THE REQUEST | Report how many lines hold the word "Bieleszová"; answer with the number alone.

(Stored items from a collection)
* * * * * * * * *

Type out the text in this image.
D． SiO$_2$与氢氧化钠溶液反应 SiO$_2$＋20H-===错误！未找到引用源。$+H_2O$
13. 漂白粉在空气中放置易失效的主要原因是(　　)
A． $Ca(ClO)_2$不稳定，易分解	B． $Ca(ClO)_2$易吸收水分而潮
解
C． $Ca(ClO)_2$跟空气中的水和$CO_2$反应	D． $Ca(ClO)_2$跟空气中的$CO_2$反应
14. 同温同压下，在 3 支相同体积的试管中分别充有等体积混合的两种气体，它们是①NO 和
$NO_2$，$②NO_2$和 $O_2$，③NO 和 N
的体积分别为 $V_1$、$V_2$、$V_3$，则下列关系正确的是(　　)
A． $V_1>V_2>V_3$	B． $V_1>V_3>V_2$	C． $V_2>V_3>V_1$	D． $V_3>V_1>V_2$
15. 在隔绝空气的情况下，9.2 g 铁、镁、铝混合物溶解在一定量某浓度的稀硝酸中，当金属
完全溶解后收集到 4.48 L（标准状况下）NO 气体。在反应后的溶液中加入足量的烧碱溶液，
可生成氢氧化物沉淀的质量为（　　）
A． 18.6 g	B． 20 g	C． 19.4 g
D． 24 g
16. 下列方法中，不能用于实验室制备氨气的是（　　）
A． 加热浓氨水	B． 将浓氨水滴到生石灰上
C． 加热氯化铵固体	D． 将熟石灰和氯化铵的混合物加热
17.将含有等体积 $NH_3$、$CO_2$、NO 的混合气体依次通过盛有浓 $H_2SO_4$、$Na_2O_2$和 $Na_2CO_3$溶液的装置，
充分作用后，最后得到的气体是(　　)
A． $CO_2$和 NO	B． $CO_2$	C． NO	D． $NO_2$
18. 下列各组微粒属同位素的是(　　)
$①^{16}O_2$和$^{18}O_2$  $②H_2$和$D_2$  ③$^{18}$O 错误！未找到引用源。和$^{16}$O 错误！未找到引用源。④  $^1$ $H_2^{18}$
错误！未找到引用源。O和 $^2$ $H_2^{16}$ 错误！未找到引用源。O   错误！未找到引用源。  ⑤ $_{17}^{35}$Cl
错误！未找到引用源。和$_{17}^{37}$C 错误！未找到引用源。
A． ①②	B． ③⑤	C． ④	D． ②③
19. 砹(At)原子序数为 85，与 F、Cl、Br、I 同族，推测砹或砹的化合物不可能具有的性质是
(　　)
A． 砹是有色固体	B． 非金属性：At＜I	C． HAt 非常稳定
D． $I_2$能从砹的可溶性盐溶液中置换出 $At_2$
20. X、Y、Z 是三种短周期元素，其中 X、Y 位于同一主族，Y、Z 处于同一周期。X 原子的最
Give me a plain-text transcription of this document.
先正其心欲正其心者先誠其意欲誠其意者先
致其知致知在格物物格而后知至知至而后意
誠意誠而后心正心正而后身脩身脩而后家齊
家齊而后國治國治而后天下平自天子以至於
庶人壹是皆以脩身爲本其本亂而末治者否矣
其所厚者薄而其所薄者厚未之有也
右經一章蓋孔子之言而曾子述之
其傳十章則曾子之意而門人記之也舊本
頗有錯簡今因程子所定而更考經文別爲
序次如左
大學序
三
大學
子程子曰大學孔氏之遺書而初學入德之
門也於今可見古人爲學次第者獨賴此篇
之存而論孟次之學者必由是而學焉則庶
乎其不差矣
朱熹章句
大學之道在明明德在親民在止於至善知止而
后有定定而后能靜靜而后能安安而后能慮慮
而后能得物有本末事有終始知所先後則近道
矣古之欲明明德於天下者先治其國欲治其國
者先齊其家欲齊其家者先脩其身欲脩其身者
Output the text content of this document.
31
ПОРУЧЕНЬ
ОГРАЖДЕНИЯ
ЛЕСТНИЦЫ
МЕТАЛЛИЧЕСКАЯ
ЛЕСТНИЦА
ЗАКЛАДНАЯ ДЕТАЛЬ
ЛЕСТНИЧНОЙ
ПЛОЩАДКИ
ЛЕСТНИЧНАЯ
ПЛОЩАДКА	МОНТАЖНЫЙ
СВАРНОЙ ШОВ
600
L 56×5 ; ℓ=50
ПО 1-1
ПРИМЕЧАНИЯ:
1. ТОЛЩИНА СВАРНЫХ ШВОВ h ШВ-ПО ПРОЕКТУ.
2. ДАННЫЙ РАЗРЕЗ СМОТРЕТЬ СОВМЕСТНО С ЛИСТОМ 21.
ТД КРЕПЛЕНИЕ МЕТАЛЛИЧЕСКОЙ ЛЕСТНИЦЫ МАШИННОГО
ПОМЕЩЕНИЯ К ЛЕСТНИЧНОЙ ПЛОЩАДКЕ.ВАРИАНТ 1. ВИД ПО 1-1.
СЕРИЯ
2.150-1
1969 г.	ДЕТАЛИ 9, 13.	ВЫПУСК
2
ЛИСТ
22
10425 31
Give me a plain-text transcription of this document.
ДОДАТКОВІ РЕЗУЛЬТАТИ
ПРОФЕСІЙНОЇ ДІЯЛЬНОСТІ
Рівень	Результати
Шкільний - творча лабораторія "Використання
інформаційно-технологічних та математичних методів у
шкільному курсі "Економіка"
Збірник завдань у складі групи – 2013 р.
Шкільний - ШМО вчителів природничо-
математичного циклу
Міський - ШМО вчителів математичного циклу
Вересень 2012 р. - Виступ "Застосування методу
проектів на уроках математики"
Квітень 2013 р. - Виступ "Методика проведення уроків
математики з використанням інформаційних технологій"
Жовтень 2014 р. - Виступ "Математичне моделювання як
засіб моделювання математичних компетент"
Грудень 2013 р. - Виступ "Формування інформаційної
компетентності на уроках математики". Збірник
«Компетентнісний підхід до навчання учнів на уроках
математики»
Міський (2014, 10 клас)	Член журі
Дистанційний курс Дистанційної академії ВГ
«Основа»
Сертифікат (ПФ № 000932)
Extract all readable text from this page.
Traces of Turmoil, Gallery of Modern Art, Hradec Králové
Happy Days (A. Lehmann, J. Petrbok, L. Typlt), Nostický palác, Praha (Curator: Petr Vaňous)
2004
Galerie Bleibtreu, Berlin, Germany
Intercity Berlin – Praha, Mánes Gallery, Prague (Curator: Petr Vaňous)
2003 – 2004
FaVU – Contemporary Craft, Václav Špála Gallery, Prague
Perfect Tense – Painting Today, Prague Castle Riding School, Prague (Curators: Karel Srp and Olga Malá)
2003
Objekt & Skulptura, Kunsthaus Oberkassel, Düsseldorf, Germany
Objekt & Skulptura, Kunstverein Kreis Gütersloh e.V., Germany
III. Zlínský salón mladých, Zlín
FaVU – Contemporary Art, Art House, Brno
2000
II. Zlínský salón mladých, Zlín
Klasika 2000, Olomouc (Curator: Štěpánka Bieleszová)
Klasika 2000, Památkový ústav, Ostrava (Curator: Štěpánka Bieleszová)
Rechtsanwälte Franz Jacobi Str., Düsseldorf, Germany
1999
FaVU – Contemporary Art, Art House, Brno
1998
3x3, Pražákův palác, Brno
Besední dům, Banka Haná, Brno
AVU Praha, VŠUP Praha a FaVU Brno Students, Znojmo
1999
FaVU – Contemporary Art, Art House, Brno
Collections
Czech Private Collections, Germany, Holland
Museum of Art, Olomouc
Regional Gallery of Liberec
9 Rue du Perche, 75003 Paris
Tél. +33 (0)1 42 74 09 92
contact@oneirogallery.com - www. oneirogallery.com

* * * * * * * * *

FINAL ANSWER | 2